* [What to work on] What is the number of lines in the data holding the word "如图所示"? Give that number by itself.

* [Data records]
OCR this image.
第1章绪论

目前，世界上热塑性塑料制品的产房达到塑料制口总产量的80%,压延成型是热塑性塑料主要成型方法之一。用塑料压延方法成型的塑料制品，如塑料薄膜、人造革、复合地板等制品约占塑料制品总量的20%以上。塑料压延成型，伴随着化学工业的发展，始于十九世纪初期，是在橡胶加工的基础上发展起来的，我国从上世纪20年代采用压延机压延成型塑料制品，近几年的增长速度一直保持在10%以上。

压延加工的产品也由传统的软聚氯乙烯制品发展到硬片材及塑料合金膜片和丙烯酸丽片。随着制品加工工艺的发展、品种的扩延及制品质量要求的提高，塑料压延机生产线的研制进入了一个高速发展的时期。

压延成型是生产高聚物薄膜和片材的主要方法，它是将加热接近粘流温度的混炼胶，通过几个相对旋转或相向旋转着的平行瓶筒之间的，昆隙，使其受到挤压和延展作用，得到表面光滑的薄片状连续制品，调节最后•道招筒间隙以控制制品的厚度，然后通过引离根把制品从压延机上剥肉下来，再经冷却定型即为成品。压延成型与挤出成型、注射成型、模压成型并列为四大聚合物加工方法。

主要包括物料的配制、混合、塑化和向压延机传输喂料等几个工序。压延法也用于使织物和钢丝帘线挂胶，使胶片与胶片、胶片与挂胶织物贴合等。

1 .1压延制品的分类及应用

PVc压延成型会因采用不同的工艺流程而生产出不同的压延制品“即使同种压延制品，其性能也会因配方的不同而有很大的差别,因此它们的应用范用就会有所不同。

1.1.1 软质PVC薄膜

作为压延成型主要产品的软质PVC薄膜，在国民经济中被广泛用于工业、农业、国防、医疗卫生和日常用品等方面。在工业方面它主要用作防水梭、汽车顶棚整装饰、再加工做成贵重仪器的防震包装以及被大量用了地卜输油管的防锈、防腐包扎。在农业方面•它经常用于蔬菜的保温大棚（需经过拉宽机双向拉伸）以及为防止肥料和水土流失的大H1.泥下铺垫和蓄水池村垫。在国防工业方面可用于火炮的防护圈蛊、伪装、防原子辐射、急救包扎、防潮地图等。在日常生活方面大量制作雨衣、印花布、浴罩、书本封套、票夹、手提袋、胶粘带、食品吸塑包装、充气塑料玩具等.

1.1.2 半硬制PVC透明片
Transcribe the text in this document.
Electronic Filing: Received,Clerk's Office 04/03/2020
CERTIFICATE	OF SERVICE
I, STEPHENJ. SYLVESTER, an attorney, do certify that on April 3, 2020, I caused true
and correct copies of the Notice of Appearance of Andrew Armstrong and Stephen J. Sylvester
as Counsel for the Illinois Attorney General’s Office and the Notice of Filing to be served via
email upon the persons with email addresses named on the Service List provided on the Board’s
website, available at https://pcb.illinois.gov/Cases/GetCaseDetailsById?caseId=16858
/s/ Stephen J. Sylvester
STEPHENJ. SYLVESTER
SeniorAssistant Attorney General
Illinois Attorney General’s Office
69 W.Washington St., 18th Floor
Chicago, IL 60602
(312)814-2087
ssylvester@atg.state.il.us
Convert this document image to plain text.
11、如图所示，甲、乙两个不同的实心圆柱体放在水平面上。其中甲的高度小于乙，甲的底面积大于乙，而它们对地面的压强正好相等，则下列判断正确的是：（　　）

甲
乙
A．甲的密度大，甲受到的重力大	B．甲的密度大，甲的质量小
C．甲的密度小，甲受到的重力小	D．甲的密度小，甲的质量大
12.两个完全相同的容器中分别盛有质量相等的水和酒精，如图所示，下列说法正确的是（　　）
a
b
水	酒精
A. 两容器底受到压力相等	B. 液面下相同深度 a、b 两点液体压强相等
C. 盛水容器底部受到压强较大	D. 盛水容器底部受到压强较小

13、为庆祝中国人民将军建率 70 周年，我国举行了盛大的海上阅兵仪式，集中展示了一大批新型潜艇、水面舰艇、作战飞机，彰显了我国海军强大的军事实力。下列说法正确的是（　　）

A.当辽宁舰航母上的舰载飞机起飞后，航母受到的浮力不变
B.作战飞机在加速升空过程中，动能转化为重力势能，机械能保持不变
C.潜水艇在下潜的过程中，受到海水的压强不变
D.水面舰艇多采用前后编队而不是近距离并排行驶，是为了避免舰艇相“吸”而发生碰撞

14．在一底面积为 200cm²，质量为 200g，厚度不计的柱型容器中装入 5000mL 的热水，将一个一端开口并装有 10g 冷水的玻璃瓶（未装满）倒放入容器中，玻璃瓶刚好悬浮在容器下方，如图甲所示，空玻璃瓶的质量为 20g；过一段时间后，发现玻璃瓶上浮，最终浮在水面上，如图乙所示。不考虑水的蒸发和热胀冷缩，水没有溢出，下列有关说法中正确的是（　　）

* [Result of this exercise] 2